_Exercise_.
Copy out each line exactly as it appears.

_Provided data_.
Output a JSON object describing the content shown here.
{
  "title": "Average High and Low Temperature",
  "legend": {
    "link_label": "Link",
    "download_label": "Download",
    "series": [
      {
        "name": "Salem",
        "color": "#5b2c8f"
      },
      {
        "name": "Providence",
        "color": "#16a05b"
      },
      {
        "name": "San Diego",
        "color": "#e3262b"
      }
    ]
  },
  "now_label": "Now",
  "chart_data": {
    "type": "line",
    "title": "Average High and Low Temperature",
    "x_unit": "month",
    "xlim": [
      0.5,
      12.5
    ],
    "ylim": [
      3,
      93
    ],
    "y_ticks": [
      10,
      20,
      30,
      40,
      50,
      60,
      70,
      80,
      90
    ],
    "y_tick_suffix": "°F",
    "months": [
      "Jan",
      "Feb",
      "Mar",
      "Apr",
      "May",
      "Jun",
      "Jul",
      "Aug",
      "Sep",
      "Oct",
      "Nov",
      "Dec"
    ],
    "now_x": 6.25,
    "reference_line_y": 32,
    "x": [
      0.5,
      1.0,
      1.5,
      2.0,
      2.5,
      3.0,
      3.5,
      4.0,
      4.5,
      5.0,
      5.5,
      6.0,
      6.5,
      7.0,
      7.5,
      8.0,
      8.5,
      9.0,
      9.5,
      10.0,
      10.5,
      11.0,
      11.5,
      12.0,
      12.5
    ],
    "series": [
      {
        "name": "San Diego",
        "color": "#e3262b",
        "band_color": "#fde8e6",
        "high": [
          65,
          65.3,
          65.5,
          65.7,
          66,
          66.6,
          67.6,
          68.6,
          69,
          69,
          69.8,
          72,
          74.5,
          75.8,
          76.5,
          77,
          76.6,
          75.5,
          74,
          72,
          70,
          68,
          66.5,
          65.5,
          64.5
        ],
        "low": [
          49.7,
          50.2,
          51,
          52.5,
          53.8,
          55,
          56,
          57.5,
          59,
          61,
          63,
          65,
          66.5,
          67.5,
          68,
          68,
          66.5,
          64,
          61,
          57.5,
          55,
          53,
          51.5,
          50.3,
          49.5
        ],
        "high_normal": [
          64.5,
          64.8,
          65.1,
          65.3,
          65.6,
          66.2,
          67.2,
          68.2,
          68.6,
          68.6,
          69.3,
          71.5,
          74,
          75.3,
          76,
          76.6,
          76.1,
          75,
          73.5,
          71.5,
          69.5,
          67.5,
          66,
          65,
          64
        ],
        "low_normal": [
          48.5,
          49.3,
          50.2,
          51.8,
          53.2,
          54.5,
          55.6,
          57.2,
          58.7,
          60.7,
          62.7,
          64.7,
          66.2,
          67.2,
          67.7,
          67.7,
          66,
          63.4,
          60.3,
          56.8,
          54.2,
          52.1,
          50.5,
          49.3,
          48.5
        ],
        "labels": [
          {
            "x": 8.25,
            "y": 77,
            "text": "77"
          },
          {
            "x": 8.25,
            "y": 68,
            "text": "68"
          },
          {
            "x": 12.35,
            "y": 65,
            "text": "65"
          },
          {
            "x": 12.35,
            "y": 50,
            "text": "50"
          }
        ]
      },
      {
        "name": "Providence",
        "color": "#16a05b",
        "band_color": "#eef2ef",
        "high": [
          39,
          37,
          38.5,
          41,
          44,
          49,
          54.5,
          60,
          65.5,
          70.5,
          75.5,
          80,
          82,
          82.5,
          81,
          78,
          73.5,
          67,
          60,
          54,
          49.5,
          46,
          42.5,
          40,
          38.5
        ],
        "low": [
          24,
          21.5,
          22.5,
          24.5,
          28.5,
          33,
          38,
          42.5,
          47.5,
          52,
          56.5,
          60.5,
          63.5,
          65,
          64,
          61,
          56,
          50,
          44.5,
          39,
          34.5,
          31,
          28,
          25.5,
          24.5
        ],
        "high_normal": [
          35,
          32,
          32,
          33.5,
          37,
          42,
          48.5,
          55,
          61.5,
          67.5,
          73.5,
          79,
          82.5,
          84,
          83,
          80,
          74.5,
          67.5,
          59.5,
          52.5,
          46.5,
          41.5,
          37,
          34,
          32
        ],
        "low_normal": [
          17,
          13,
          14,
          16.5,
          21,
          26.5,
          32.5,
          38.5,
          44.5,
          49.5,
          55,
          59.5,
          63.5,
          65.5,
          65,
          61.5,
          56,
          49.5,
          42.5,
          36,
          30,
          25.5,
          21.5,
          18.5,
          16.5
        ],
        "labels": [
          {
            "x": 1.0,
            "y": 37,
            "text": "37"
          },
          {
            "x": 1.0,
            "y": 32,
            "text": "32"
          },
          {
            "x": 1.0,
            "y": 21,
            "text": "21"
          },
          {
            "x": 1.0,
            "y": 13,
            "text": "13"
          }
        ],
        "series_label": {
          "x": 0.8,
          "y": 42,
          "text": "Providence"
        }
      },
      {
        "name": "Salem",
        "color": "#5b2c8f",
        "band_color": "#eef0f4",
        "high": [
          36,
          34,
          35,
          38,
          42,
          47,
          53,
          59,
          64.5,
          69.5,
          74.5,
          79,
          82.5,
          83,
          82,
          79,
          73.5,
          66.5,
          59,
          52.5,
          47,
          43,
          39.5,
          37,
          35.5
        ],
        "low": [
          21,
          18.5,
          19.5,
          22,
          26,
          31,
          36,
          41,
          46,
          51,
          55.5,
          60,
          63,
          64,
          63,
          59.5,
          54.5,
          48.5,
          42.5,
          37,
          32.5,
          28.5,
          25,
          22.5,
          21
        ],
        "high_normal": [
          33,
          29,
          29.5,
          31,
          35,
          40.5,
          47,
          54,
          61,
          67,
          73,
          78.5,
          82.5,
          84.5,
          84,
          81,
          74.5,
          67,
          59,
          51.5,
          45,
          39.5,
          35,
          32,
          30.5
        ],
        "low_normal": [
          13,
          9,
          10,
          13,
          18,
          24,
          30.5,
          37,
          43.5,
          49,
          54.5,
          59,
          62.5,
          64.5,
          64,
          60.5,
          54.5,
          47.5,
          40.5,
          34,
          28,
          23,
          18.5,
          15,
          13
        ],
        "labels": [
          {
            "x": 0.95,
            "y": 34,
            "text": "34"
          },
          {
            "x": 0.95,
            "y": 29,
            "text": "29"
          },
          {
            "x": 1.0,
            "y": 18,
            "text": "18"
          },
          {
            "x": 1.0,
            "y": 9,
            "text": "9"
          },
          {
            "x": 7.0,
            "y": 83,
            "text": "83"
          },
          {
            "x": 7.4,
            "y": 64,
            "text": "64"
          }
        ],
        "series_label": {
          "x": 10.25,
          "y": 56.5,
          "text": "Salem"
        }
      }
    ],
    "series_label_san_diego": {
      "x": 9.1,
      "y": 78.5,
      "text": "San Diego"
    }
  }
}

_Answer for the task_.
Output a JSON object describing the content shown here.
{
  "title": "Average High and Low Temperature",
  "legend": {
    "link_label": "Link",
    "download_label": "Download",
    "series": [
      {
        "name": "Salem",
        "color": "#5b2c8f"
      },
      {
        "name": "Providence",
        "color": "#16a05b"
      },
      {
        "name": "San Diego",
        "color": "#e3262b"
      }
    ]
  },
  "now_label": "Now",
  "chart_data": {
    "type": "line",
    "title": "Average High and Low Temperature",
    "x_unit": "month",
    "xlim": [
      0.5,
      12.5
    ],
    "ylim": [
      3,
      93
    ],
    "y_ticks": [
      10,
      20,
      30,
      40,
      50,
      60,
      70,
      80,
      90
    ],
    "y_tick_suffix": "°F",
    "months": [
      "Jan",
      "Feb",
      "Mar",
      "Apr",
      "May",
      "Jun",
      "Jul",
      "Aug",
      "Sep",
      "Oct",
      "Nov",
      "Dec"
    ],
    "now_x": 6.25,
    "reference_line_y": 32,
    "x": [
      0.5,
      1.0,
      1.5,
      2.0,
      2.5,
      3.0,
      3.5,
      4.0,
      4.5,
      5.0,
      5.5,
      6.0,
      6.5,
      7.0,
      7.5,
      8.0,
      8.5,
      9.0,
      9.5,
      10.0,
      10.5,
      11.0,
      11.5,
      12.0,
      12.5
    ],
    "series": [
      {
        "name": "San Diego",
        "color": "#e3262b",
        "band_color": "#fde8e6",
        "high": [
          65,
          65.3,
          65.5,
          65.7,
          66,
          66.6,
          67.6,
          68.6,
          69,
          69,
          69.8,
          72,
          74.5,
          75.8,
          76.5,
          77,
          76.6,
          75.5,
          74,
          72,
          70,
          68,
          66.5,
          65.5,
          64.5
        ],
        "low": [
          49.7,
          50.2,
          51,
          52.5,
          53.8,
          55,
          56,
          57.5,
          59,
          61,
          63,
          65,
          66.5,
          67.5,
          68,
          68,
          66.5,
          64,
          61,
          57.5,
          55,
          53,
          51.5,
          50.3,
          49.5
        ],
        "high_normal": [
          64.5,
          64.8,
          65.1,
          65.3,
          65.6,
          66.2,
          67.2,
          68.2,
          68.6,
          68.6,
          69.3,
          71.5,
          74,
          75.3,
          76,
          76.6,
          76.1,
          75,
          73.5,
          71.5,
          69.5,
          67.5,
          66,
          65,
          64
        ],
        "low_normal": [
          48.5,
          49.3,
          50.2,
          51.8,
          53.2,
          54.5,
          55.6,
          57.2,
          58.7,
          60.7,
          62.7,
          64.7,
          66.2,
          67.2,
          67.7,
          67.7,
          66,
          63.4,
          60.3,
          56.8,
          54.2,
          52.1,
          50.5,
          49.3,
          48.5
        ],
        "labels": [
          {
            "x": 8.25,
            "y": 77,
            "text": "77"
          },
          {
            "x": 8.25,
            "y": 68,
            "text": "68"
          },
          {
            "x": 12.35,
            "y": 65,
            "text": "65"
          },
          {
            "x": 12.35,
            "y": 50,
            "text": "50"
          }
        ]
      },
      {
        "name": "Providence",
        "color": "#16a05b",
        "band_color": "#eef2ef",
        "high": [
          39,
          37,
          38.5,
          41,
          44,
          49,
          54.5,
          60,
          65.5,
          70.5,
          75.5,
          80,
          82,
          82.5,
          81,
          78,
          73.5,
          67,
          60,
          54,
          49.5,
          46,
          42.5,
          40,
          38.5
        ],
        "low": [
          24,
          21.5,
          22.5,
          24.5,
          28.5,
          33,
          38,
          42.5,
          47.5,
          52,
          56.5,
          60.5,
          63.5,
          65,
          64,
          61,
          56,
          50,
          44.5,
          39,
          34.5,
          31,
          28,
          25.5,
          24.5
        ],
        "high_normal": [
          35,
          32,
          32,
          33.5,
          37,
          42,
          48.5,
          55,
          61.5,
          67.5,
          73.5,
          79,
          82.5,
          84,
          83,
          80,
          74.5,
          67.5,
          59.5,
          52.5,
          46.5,
          41.5,
          37,
          34,
          32
        ],
        "low_normal": [
          17,
          13,
          14,
          16.5,
          21,
          26.5,
          32.5,
          38.5,
          44.5,
          49.5,
          55,
          59.5,
          63.5,
          65.5,
          65,
          61.5,
          56,
          49.5,
          42.5,
          36,
          30,
          25.5,
          21.5,
          18.5,
          16.5
        ],
        "labels": [
          {
            "x": 1.0,
            "y": 37,
            "text": "37"
          },
          {
            "x": 1.0,
            "y": 32,
            "text": "32"
          },
          {
            "x": 1.0,
            "y": 21,
            "text": "21"
          },
          {
            "x": 1.0,
            "y": 13,
            "text": "13"
          }
        ],
        "series_label": {
          "x": 0.8,
          "y": 42,
          "text": "Providence"
        }
      },
      {
        "name": "Salem",
        "color": "#5b2c8f",
        "band_color": "#eef0f4",
        "high": [
          36,
          34,
          35,
          38,
          42,
          47,
          53,
          59,
          64.5,
          69.5,
          74.5,
          79,
          82.5,
          83,
          82,
          79,
          73.5,
          66.5,
          59,
          52.5,
          47,
          43,
          39.5,
          37,
          35.5
        ],
        "low": [
          21,
          18.5,
          19.5,
          22,
          26,
          31,
          36,
          41,
          46,
          51,
          55.5,
          60,
          63,
          64,
          63,
          59.5,
          54.5,
          48.5,
          42.5,
          37,
          32.5,
          28.5,
          25,
          22.5,
          21
        ],
        "high_normal": [
          33,
          29,
          29.5,
          31,
          35,
          40.5,
          47,
          54,
          61,
          67,
          73,
          78.5,
          82.5,
          84.5,
          84,
          81,
          74.5,
          67,
          59,
          51.5,
          45,
          39.5,
          35,
          32,
          30.5
        ],
        "low_normal": [
          13,
          9,
          10,
          13,
          18,
          24,
          30.5,
          37,
          43.5,
          49,
          54.5,
          59,
          62.5,
          64.5,
          64,
          60.5,
          54.5,
          47.5,
          40.5,
          34,
          28,
          23,
          18.5,
          15,
          13
        ],
        "labels": [
          {
            "x": 0.95,
            "y": 34,
            "text": "34"
          },
          {
            "x": 0.95,
            "y": 29,
            "text": "29"
          },
          {
            "x": 1.0,
            "y": 18,
            "text": "18"
          },
          {
            "x": 1.0,
            "y": 9,
            "text": "9"
          },
          {
            "x": 7.0,
            "y": 83,
            "text": "83"
          },
          {
            "x": 7.4,
            "y": 64,
            "text": "64"
          }
        ],
        "series_label": {
          "x": 10.25,
          "y": 56.5,
          "text": "Salem"
        }
      }
    ],
    "series_label_san_diego": {
      "x": 9.1,
      "y": 78.5,
      "text": "San Diego"
    }
  }
}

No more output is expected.